● Items from a data source:

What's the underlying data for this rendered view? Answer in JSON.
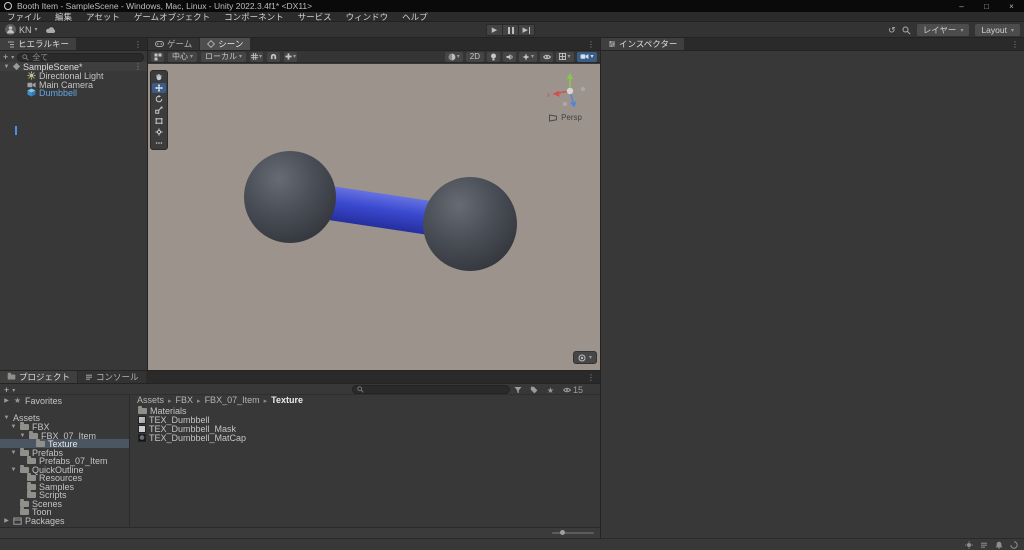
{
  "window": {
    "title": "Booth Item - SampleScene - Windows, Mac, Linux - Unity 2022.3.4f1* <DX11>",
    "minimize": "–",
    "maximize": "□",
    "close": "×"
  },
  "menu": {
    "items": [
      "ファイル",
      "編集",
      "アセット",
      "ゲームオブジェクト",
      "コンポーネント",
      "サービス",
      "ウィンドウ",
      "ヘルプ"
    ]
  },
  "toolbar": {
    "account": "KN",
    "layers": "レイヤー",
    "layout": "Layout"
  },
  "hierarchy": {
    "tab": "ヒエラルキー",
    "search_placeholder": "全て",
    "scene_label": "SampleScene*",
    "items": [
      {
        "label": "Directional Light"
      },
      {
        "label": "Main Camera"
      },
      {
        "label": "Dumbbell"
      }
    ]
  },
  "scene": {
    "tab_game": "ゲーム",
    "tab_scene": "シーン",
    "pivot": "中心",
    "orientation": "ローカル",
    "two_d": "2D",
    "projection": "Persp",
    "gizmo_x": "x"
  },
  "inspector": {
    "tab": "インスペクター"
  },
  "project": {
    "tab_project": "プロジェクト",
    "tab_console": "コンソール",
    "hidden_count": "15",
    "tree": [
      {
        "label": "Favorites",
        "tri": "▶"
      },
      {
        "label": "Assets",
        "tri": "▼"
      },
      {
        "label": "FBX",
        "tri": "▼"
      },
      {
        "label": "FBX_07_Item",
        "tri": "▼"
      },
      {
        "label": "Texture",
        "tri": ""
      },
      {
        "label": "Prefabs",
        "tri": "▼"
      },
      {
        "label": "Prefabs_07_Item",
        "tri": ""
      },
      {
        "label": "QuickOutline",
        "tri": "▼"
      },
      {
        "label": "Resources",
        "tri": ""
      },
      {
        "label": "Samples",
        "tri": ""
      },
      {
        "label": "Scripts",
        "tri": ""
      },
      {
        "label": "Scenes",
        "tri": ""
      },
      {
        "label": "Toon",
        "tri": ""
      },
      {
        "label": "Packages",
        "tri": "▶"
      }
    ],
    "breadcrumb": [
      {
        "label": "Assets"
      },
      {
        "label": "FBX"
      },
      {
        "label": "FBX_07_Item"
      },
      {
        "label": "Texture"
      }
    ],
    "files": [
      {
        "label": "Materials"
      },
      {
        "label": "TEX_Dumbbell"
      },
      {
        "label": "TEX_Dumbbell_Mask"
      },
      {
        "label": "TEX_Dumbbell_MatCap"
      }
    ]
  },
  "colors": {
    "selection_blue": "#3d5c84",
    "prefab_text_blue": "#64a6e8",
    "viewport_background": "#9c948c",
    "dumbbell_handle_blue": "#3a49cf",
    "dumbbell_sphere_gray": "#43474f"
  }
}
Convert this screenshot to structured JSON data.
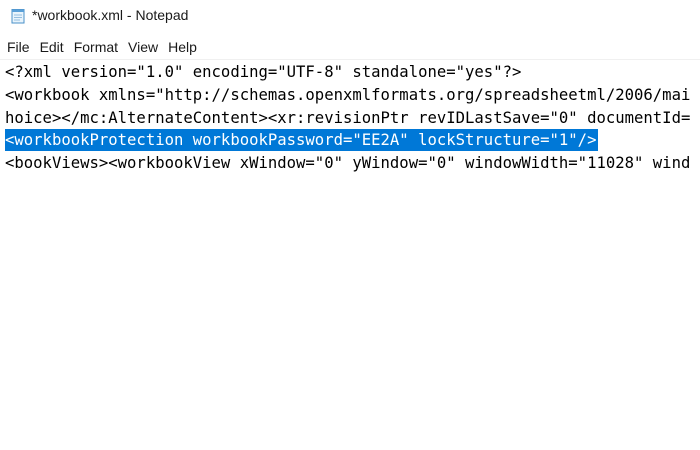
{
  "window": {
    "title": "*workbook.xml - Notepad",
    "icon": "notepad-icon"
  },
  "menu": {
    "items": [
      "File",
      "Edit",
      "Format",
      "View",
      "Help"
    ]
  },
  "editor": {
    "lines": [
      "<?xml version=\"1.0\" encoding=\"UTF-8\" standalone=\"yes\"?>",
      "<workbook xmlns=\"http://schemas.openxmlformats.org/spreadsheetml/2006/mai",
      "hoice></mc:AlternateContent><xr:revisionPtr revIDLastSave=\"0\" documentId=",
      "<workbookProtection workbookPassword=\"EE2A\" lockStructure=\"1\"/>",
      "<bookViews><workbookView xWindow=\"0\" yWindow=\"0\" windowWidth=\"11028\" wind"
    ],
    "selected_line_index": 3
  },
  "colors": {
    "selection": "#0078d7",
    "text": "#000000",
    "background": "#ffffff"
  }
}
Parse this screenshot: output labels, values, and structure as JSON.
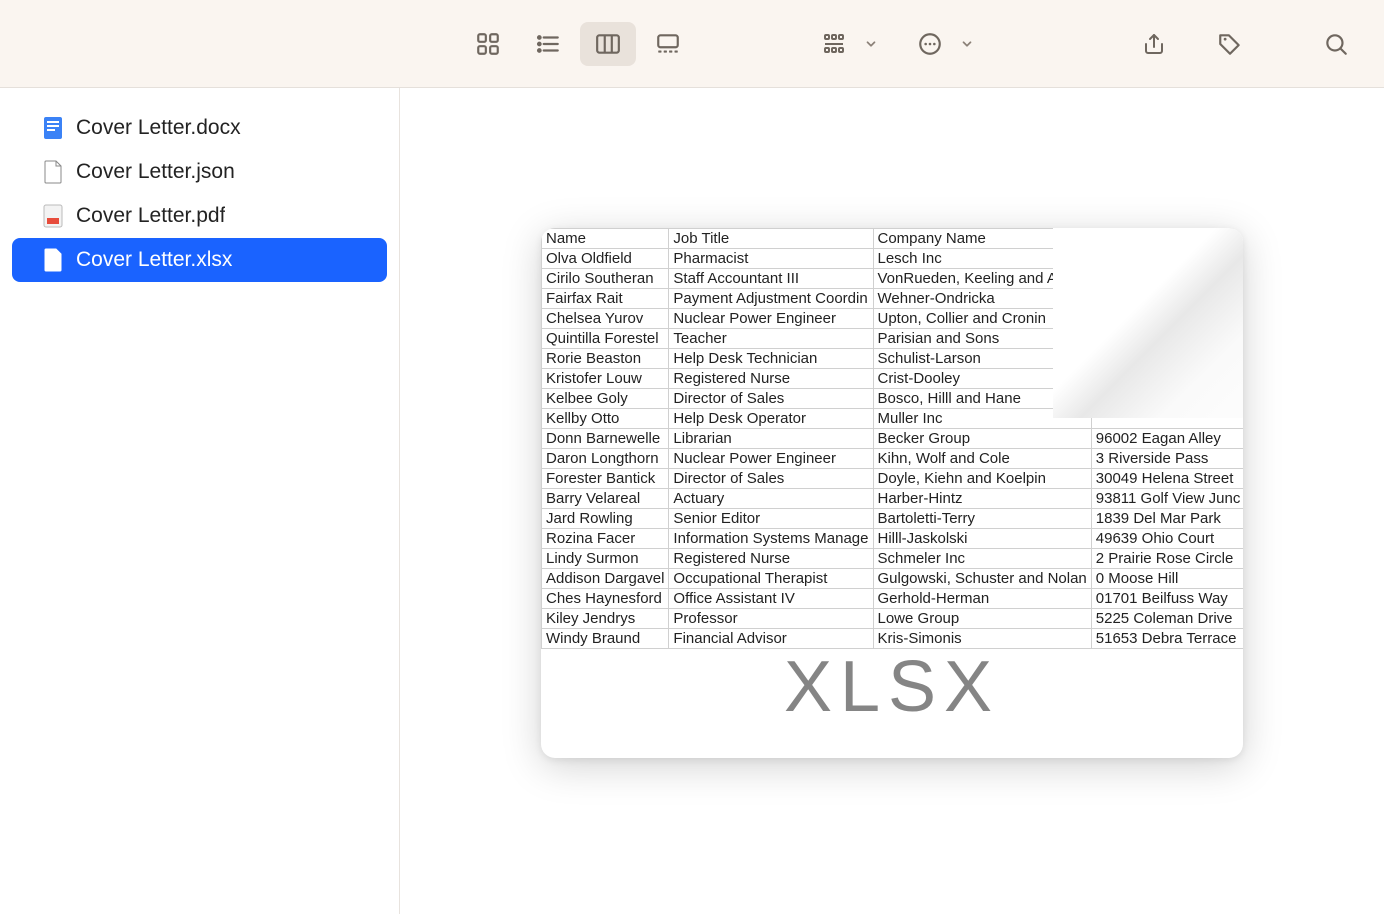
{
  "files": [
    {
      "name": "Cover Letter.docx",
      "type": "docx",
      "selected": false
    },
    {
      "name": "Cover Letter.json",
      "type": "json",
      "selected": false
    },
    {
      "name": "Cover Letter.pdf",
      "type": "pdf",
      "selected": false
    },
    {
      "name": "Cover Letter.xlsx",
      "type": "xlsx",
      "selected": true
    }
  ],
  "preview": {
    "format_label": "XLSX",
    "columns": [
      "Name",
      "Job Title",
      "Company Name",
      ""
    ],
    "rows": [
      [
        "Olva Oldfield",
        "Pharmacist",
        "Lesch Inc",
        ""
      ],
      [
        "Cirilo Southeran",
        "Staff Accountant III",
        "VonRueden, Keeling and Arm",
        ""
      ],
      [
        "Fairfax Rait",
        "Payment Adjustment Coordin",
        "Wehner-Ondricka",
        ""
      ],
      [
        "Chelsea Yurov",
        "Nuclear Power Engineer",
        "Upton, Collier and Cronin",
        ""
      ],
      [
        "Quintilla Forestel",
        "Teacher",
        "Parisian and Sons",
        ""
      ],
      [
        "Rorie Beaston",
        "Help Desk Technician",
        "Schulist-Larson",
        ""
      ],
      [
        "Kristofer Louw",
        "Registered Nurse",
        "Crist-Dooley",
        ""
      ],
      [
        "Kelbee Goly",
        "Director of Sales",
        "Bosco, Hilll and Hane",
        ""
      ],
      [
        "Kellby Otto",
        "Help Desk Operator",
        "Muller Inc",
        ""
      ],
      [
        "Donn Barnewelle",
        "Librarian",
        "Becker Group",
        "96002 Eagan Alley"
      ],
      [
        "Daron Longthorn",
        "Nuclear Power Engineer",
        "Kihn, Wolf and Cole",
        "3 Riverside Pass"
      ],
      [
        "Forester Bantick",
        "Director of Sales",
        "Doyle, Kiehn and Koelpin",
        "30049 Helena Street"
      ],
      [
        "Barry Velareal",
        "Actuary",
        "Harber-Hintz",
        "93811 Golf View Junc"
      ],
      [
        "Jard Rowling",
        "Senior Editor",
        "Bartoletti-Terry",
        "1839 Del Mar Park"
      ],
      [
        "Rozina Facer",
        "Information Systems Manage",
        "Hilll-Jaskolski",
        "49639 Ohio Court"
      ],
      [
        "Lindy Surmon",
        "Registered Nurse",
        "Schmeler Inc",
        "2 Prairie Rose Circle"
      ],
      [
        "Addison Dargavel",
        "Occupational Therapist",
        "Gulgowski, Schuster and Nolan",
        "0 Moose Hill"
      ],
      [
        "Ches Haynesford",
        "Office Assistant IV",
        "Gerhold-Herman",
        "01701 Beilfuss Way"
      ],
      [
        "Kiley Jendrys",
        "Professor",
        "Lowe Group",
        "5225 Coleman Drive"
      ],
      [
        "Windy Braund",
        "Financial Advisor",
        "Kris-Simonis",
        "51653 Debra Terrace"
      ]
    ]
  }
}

● EXERCISE DETAILS: Output the data above without changes, apart from leaving out the pictures.

● COMPLETE OUTPUT:
What's the underlying data for this rendered view? Answer in JSON.
{
  "window": {
    "title": "Booth Item - SampleScene - Windows, Mac, Linux - Unity 2022.3.4f1* <DX11>",
    "minimize": "–",
    "maximize": "□",
    "close": "×"
  },
  "menu": {
    "items": [
      "ファイル",
      "編集",
      "アセット",
      "ゲームオブジェクト",
      "コンポーネント",
      "サービス",
      "ウィンドウ",
      "ヘルプ"
    ]
  },
  "toolbar": {
    "account": "KN",
    "layers": "レイヤー",
    "layout": "Layout"
  },
  "hierarchy": {
    "tab": "ヒエラルキー",
    "search_placeholder": "全て",
    "scene_label": "SampleScene*",
    "items": [
      {
        "label": "Directional Light"
      },
      {
        "label": "Main Camera"
      },
      {
        "label": "Dumbbell"
      }
    ]
  },
  "scene": {
    "tab_game": "ゲーム",
    "tab_scene": "シーン",
    "pivot": "中心",
    "orientation": "ローカル",
    "two_d": "2D",
    "projection": "Persp",
    "gizmo_x": "x"
  },
  "inspector": {
    "tab": "インスペクター"
  },
  "project": {
    "tab_project": "プロジェクト",
    "tab_console": "コンソール",
    "hidden_count": "15",
    "tree": [
      {
        "label": "Favorites",
        "tri": "▶"
      },
      {
        "label": "Assets",
        "tri": "▼"
      },
      {
        "label": "FBX",
        "tri": "▼"
      },
      {
        "label": "FBX_07_Item",
        "tri": "▼"
      },
      {
        "label": "Texture",
        "tri": ""
      },
      {
        "label": "Prefabs",
        "tri": "▼"
      },
      {
        "label": "Prefabs_07_Item",
        "tri": ""
      },
      {
        "label": "QuickOutline",
        "tri": "▼"
      },
      {
        "label": "Resources",
        "tri": ""
      },
      {
        "label": "Samples",
        "tri": ""
      },
      {
        "label": "Scripts",
        "tri": ""
      },
      {
        "label": "Scenes",
        "tri": ""
      },
      {
        "label": "Toon",
        "tri": ""
      },
      {
        "label": "Packages",
        "tri": "▶"
      }
    ],
    "breadcrumb": [
      {
        "label": "Assets"
      },
      {
        "label": "FBX"
      },
      {
        "label": "FBX_07_Item"
      },
      {
        "label": "Texture"
      }
    ],
    "files": [
      {
        "label": "Materials"
      },
      {
        "label": "TEX_Dumbbell"
      },
      {
        "label": "TEX_Dumbbell_Mask"
      },
      {
        "label": "TEX_Dumbbell_MatCap"
      }
    ]
  },
  "colors": {
    "selection_blue": "#3d5c84",
    "prefab_text_blue": "#64a6e8",
    "viewport_background": "#9c948c",
    "dumbbell_handle_blue": "#3a49cf",
    "dumbbell_sphere_gray": "#43474f"
  }
}
Convert this screenshot to structured JSON data.
{
  "window": {
    "title": "*workbook.xml - Notepad",
    "icon": "notepad-icon"
  },
  "menu": {
    "items": [
      "File",
      "Edit",
      "Format",
      "View",
      "Help"
    ]
  },
  "editor": {
    "lines": [
      "<?xml version=\"1.0\" encoding=\"UTF-8\" standalone=\"yes\"?>",
      "<workbook xmlns=\"http://schemas.openxmlformats.org/spreadsheetml/2006/mai",
      "hoice></mc:AlternateContent><xr:revisionPtr revIDLastSave=\"0\" documentId=",
      "<workbookProtection workbookPassword=\"EE2A\" lockStructure=\"1\"/>",
      "<bookViews><workbookView xWindow=\"0\" yWindow=\"0\" windowWidth=\"11028\" wind"
    ],
    "selected_line_index": 3
  },
  "colors": {
    "selection": "#0078d7",
    "text": "#000000",
    "background": "#ffffff"
  }
}
Parse this screenshot: output labels, values, and structure as JSON.
{
  "files": [
    {
      "name": "Cover Letter.docx",
      "type": "docx",
      "selected": false
    },
    {
      "name": "Cover Letter.json",
      "type": "json",
      "selected": false
    },
    {
      "name": "Cover Letter.pdf",
      "type": "pdf",
      "selected": false
    },
    {
      "name": "Cover Letter.xlsx",
      "type": "xlsx",
      "selected": true
    }
  ],
  "preview": {
    "format_label": "XLSX",
    "columns": [
      "Name",
      "Job Title",
      "Company Name",
      ""
    ],
    "rows": [
      [
        "Olva Oldfield",
        "Pharmacist",
        "Lesch Inc",
        ""
      ],
      [
        "Cirilo Southeran",
        "Staff Accountant III",
        "VonRueden, Keeling and Arm",
        ""
      ],
      [
        "Fairfax Rait",
        "Payment Adjustment Coordin",
        "Wehner-Ondricka",
        ""
      ],
      [
        "Chelsea Yurov",
        "Nuclear Power Engineer",
        "Upton, Collier and Cronin",
        ""
      ],
      [
        "Quintilla Forestel",
        "Teacher",
        "Parisian and Sons",
        ""
      ],
      [
        "Rorie Beaston",
        "Help Desk Technician",
        "Schulist-Larson",
        ""
      ],
      [
        "Kristofer Louw",
        "Registered Nurse",
        "Crist-Dooley",
        ""
      ],
      [
        "Kelbee Goly",
        "Director of Sales",
        "Bosco, Hilll and Hane",
        ""
      ],
      [
        "Kellby Otto",
        "Help Desk Operator",
        "Muller Inc",
        ""
      ],
      [
        "Donn Barnewelle",
        "Librarian",
        "Becker Group",
        "96002 Eagan Alley"
      ],
      [
        "Daron Longthorn",
        "Nuclear Power Engineer",
        "Kihn, Wolf and Cole",
        "3 Riverside Pass"
      ],
      [
        "Forester Bantick",
        "Director of Sales",
        "Doyle, Kiehn and Koelpin",
        "30049 Helena Street"
      ],
      [
        "Barry Velareal",
        "Actuary",
        "Harber-Hintz",
        "93811 Golf View Junc"
      ],
      [
        "Jard Rowling",
        "Senior Editor",
        "Bartoletti-Terry",
        "1839 Del Mar Park"
      ],
      [
        "Rozina Facer",
        "Information Systems Manage",
        "Hilll-Jaskolski",
        "49639 Ohio Court"
      ],
      [
        "Lindy Surmon",
        "Registered Nurse",
        "Schmeler Inc",
        "2 Prairie Rose Circle"
      ],
      [
        "Addison Dargavel",
        "Occupational Therapist",
        "Gulgowski, Schuster and Nolan",
        "0 Moose Hill"
      ],
      [
        "Ches Haynesford",
        "Office Assistant IV",
        "Gerhold-Herman",
        "01701 Beilfuss Way"
      ],
      [
        "Kiley Jendrys",
        "Professor",
        "Lowe Group",
        "5225 Coleman Drive"
      ],
      [
        "Windy Braund",
        "Financial Advisor",
        "Kris-Simonis",
        "51653 Debra Terrace"
      ]
    ]
  }
}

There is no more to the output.